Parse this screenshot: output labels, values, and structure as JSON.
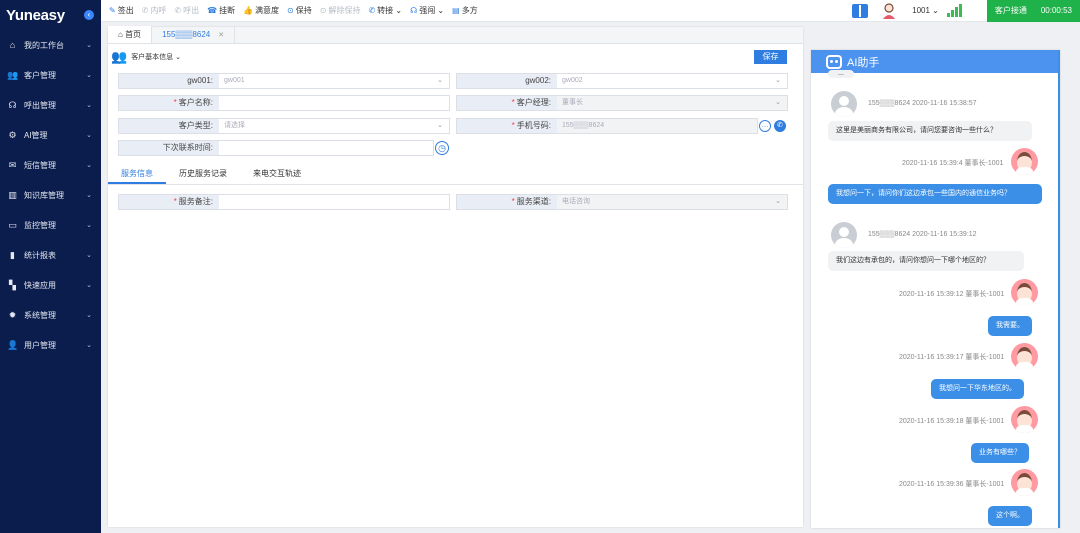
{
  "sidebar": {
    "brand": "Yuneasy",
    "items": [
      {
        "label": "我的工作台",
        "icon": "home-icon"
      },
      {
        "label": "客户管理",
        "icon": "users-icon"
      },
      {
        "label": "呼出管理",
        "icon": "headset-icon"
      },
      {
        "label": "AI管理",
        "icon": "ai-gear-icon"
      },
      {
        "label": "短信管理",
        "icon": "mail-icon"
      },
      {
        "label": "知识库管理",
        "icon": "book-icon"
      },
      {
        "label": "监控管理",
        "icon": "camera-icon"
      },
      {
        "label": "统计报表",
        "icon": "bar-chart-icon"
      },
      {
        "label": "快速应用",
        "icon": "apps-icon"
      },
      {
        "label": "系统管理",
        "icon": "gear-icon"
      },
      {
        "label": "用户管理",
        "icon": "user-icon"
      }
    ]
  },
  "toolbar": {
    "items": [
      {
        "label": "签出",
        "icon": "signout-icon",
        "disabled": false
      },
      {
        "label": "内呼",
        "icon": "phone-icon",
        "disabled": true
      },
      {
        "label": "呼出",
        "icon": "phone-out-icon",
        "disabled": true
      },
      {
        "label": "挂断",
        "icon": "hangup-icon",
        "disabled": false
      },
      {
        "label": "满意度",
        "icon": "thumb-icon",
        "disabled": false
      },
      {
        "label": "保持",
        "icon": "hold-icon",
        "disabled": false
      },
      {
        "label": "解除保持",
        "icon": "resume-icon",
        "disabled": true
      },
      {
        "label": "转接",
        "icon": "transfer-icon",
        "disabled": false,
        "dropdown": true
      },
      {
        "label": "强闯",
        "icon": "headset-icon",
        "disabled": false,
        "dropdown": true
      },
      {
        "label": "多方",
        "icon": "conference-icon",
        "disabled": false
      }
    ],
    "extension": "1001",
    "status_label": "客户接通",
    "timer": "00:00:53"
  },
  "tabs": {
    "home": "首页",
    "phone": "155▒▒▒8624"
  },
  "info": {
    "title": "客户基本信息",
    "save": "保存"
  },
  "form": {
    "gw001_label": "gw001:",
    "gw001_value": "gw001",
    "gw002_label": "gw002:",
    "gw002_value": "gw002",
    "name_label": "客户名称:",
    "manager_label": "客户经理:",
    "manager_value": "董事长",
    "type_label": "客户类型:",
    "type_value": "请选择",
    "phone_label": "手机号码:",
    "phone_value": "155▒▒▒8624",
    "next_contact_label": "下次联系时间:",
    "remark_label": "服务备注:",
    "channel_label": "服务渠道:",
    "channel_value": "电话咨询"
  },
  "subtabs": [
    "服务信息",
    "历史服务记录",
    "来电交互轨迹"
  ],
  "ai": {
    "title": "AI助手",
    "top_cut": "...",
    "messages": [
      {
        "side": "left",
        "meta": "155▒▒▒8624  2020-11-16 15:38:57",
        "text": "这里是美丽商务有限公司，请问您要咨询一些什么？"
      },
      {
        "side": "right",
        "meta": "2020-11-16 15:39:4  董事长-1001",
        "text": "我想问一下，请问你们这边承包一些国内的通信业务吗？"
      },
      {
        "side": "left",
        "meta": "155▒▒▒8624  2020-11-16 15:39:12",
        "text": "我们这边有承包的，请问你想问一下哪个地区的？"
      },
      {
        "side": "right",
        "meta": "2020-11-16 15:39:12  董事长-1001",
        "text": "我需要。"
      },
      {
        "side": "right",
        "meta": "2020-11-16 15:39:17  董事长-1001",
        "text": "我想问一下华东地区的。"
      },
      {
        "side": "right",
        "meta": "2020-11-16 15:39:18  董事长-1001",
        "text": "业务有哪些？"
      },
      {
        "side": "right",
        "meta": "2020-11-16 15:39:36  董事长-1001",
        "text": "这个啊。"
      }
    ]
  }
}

——

• Set problem:
All of the material above is to be copied exactly, except for its images.

• Response:
Parse this screenshot: output labels, values, and structure as JSON.
{
  "sidebar": {
    "brand": "Yuneasy",
    "items": [
      {
        "label": "我的工作台",
        "icon": "home-icon"
      },
      {
        "label": "客户管理",
        "icon": "users-icon"
      },
      {
        "label": "呼出管理",
        "icon": "headset-icon"
      },
      {
        "label": "AI管理",
        "icon": "ai-gear-icon"
      },
      {
        "label": "短信管理",
        "icon": "mail-icon"
      },
      {
        "label": "知识库管理",
        "icon": "book-icon"
      },
      {
        "label": "监控管理",
        "icon": "camera-icon"
      },
      {
        "label": "统计报表",
        "icon": "bar-chart-icon"
      },
      {
        "label": "快速应用",
        "icon": "apps-icon"
      },
      {
        "label": "系统管理",
        "icon": "gear-icon"
      },
      {
        "label": "用户管理",
        "icon": "user-icon"
      }
    ]
  },
  "toolbar": {
    "items": [
      {
        "label": "签出",
        "icon": "signout-icon",
        "disabled": false
      },
      {
        "label": "内呼",
        "icon": "phone-icon",
        "disabled": true
      },
      {
        "label": "呼出",
        "icon": "phone-out-icon",
        "disabled": true
      },
      {
        "label": "挂断",
        "icon": "hangup-icon",
        "disabled": false
      },
      {
        "label": "满意度",
        "icon": "thumb-icon",
        "disabled": false
      },
      {
        "label": "保持",
        "icon": "hold-icon",
        "disabled": false
      },
      {
        "label": "解除保持",
        "icon": "resume-icon",
        "disabled": true
      },
      {
        "label": "转接",
        "icon": "transfer-icon",
        "disabled": false,
        "dropdown": true
      },
      {
        "label": "强闯",
        "icon": "headset-icon",
        "disabled": false,
        "dropdown": true
      },
      {
        "label": "多方",
        "icon": "conference-icon",
        "disabled": false
      }
    ],
    "extension": "1001",
    "status_label": "客户接通",
    "timer": "00:00:53"
  },
  "tabs": {
    "home": "首页",
    "phone": "155▒▒▒8624"
  },
  "info": {
    "title": "客户基本信息",
    "save": "保存"
  },
  "form": {
    "gw001_label": "gw001:",
    "gw001_value": "gw001",
    "gw002_label": "gw002:",
    "gw002_value": "gw002",
    "name_label": "客户名称:",
    "manager_label": "客户经理:",
    "manager_value": "董事长",
    "type_label": "客户类型:",
    "type_value": "请选择",
    "phone_label": "手机号码:",
    "phone_value": "155▒▒▒8624",
    "next_contact_label": "下次联系时间:",
    "remark_label": "服务备注:",
    "channel_label": "服务渠道:",
    "channel_value": "电话咨询"
  },
  "subtabs": [
    "服务信息",
    "历史服务记录",
    "来电交互轨迹"
  ],
  "ai": {
    "title": "AI助手",
    "top_cut": "...",
    "messages": [
      {
        "side": "left",
        "meta": "155▒▒▒8624  2020-11-16 15:38:57",
        "text": "这里是美丽商务有限公司，请问您要咨询一些什么？"
      },
      {
        "side": "right",
        "meta": "2020-11-16 15:39:4  董事长-1001",
        "text": "我想问一下，请问你们这边承包一些国内的通信业务吗？"
      },
      {
        "side": "left",
        "meta": "155▒▒▒8624  2020-11-16 15:39:12",
        "text": "我们这边有承包的，请问你想问一下哪个地区的？"
      },
      {
        "side": "right",
        "meta": "2020-11-16 15:39:12  董事长-1001",
        "text": "我需要。"
      },
      {
        "side": "right",
        "meta": "2020-11-16 15:39:17  董事长-1001",
        "text": "我想问一下华东地区的。"
      },
      {
        "side": "right",
        "meta": "2020-11-16 15:39:18  董事长-1001",
        "text": "业务有哪些？"
      },
      {
        "side": "right",
        "meta": "2020-11-16 15:39:36  董事长-1001",
        "text": "这个啊。"
      }
    ]
  }
}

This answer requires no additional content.